▼▼▼

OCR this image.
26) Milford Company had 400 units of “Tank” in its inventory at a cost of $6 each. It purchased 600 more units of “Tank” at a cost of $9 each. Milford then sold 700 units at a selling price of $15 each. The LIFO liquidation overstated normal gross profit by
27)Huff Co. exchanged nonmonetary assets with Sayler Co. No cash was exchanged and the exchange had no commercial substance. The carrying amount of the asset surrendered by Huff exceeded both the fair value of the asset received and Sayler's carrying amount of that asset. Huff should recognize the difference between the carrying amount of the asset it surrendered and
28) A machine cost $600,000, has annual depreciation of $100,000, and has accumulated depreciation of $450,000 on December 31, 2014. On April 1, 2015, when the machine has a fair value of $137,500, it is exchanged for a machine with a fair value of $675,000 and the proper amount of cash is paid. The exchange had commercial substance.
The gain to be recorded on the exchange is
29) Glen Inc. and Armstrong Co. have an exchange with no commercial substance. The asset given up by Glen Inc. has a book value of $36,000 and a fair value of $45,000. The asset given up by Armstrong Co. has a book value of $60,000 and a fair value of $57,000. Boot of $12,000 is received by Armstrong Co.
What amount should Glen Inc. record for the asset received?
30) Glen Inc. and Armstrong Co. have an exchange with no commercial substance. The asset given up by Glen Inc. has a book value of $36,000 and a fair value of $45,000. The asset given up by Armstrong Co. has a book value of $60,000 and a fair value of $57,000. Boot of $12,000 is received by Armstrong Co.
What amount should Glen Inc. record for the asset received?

▲▲▲

> _WHAT YOU WILL DO_
Could you transcribe the records in full, exactly?

> _RESPONSE TO THIS TASK_
OCR this image.
26) Milford Company had 400 units of “Tank” in its inventory at a cost of $6 each. It purchased 600 more units of “Tank” at a cost of $9 each. Milford then sold 700 units at a selling price of $15 each. The LIFO liquidation overstated normal gross profit by
27)Huff Co. exchanged nonmonetary assets with Sayler Co. No cash was exchanged and the exchange had no commercial substance. The carrying amount of the asset surrendered by Huff exceeded both the fair value of the asset received and Sayler's carrying amount of that asset. Huff should recognize the difference between the carrying amount of the asset it surrendered and
28) A machine cost $600,000, has annual depreciation of $100,000, and has accumulated depreciation of $450,000 on December 31, 2014. On April 1, 2015, when the machine has a fair value of $137,500, it is exchanged for a machine with a fair value of $675,000 and the proper amount of cash is paid. The exchange had commercial substance.
The gain to be recorded on the exchange is
29) Glen Inc. and Armstrong Co. have an exchange with no commercial substance. The asset given up by Glen Inc. has a book value of $36,000 and a fair value of $45,000. The asset given up by Armstrong Co. has a book value of $60,000 and a fair value of $57,000. Boot of $12,000 is received by Armstrong Co.
What amount should Glen Inc. record for the asset received?
30) Glen Inc. and Armstrong Co. have an exchange with no commercial substance. The asset given up by Glen Inc. has a book value of $36,000 and a fair value of $45,000. The asset given up by Armstrong Co. has a book value of $60,000 and a fair value of $57,000. Boot of $12,000 is received by Armstrong Co.
What amount should Glen Inc. record for the asset received?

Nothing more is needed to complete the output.